Answer these questions about the forum thread.
(a) What label does the first commenter apply to themselves?
(b) What does the commenter twoquestions compare getting both money and social relationships from one place to?
(c) Which story does twoquestions call a favorite horror story?

- Text to read
☆ ☆ ☆ ☆ ☆

As far as I can tell, this article is just another SEO/branding type effort,
and written by someone who found a way to make a living selling platitudes to
those _not_ doing the thing his audience actually does.

As a 'millennial', I'm generally used to marketing mixing with life advice and
whatnot, but I'm increasingly repulsed by this type of stuff.

------
twoquestions
Getting both your money and your social relationships from one place seems
like a _horrible_ idea to me, like putting all your retirement into a single
stock.

Suddenly I'm reminded of my favorite horror story, "Doing Business in Japan",
which depicts a society where your employer is God-Emperor of your Life.
Marrying the expectation that you carve every bit of yourself off to resemble
what the Company wants, along with the knowledge that your economic and social
life can be ended by anyone above you in the org chart having a bad day, seems
like a truly horrifying combination.

[https://www.kalzumeus.com/2014/11/07/doing-business-in-
japan...](https://www.kalzumeus.com/2014/11/07/doing-business-in-japan/)

☆ ☆ ☆ ☆ ☆

- Material shown

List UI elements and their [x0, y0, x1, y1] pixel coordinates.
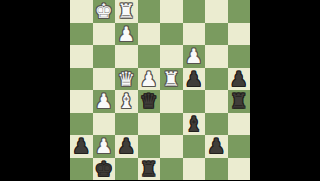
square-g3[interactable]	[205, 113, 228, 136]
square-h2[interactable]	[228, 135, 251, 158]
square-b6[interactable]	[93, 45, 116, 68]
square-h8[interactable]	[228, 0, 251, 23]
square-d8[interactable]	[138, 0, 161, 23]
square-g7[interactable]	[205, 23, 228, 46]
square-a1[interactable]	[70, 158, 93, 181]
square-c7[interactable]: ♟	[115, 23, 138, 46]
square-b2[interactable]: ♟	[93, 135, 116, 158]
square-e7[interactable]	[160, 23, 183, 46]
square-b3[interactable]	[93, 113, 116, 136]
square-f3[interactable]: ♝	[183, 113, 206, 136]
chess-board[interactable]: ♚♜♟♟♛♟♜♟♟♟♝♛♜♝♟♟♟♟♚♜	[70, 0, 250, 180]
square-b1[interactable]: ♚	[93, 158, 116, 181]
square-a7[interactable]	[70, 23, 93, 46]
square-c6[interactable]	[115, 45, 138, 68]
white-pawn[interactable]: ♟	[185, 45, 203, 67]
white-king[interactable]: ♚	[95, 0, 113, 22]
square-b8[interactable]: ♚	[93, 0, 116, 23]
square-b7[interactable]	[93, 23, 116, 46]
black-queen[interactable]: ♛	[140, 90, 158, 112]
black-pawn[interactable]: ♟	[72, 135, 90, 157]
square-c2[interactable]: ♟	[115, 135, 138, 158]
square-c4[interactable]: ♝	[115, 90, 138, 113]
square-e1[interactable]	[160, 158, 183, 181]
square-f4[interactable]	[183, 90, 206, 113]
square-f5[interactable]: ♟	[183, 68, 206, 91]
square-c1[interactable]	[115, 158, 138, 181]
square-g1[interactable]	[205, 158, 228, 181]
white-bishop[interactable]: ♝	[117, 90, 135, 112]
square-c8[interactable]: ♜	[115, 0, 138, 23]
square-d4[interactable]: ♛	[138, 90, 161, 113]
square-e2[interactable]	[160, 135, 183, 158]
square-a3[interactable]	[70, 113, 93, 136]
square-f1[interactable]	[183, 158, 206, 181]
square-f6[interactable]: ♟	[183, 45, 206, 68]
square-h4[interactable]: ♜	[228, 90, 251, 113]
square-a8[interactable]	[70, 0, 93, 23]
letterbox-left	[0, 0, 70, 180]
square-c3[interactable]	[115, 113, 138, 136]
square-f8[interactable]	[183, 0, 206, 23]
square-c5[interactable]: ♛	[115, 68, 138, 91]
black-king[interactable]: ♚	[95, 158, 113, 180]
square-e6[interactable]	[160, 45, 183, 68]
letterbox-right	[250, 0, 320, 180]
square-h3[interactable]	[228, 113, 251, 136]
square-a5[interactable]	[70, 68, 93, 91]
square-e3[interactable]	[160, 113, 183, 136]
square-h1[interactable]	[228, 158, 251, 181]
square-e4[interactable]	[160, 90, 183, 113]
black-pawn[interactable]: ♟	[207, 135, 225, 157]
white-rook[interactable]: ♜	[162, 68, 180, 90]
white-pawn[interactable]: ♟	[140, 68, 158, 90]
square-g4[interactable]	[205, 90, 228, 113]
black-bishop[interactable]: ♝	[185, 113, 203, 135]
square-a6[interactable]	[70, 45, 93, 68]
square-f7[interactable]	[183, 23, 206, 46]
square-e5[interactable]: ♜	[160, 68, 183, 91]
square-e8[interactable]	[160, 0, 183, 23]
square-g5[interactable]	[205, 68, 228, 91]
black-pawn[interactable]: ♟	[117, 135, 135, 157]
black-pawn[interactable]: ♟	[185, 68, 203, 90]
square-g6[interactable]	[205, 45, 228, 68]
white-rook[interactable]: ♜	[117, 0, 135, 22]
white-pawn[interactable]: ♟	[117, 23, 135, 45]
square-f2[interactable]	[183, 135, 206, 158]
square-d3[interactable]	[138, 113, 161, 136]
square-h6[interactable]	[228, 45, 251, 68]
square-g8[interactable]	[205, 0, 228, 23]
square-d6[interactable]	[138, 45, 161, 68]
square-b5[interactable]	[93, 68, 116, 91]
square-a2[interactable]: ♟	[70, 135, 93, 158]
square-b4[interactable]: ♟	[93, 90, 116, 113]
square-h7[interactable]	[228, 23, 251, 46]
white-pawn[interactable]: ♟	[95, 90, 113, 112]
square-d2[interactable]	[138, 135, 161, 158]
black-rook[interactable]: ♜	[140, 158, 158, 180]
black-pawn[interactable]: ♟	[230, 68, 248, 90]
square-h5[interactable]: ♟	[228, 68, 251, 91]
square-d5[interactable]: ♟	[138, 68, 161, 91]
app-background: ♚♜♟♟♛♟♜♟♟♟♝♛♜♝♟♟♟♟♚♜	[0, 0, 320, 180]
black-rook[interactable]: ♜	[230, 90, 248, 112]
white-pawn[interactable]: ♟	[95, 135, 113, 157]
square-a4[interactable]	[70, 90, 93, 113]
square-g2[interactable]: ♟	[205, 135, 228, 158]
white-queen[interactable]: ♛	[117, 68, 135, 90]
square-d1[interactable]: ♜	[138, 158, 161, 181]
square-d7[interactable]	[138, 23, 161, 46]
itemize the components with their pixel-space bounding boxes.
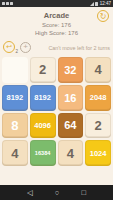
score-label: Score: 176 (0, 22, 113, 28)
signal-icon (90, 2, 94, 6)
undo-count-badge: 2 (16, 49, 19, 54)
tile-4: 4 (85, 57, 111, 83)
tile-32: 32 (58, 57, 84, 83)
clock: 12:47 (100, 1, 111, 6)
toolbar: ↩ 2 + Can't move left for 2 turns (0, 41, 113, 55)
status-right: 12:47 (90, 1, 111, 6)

☆ ☆ ☆ ☆ ☆

- Task solution
(a) A "millennial."
(b) Putting all your retirement into a single stock.
(c) "Doing Business in Japan."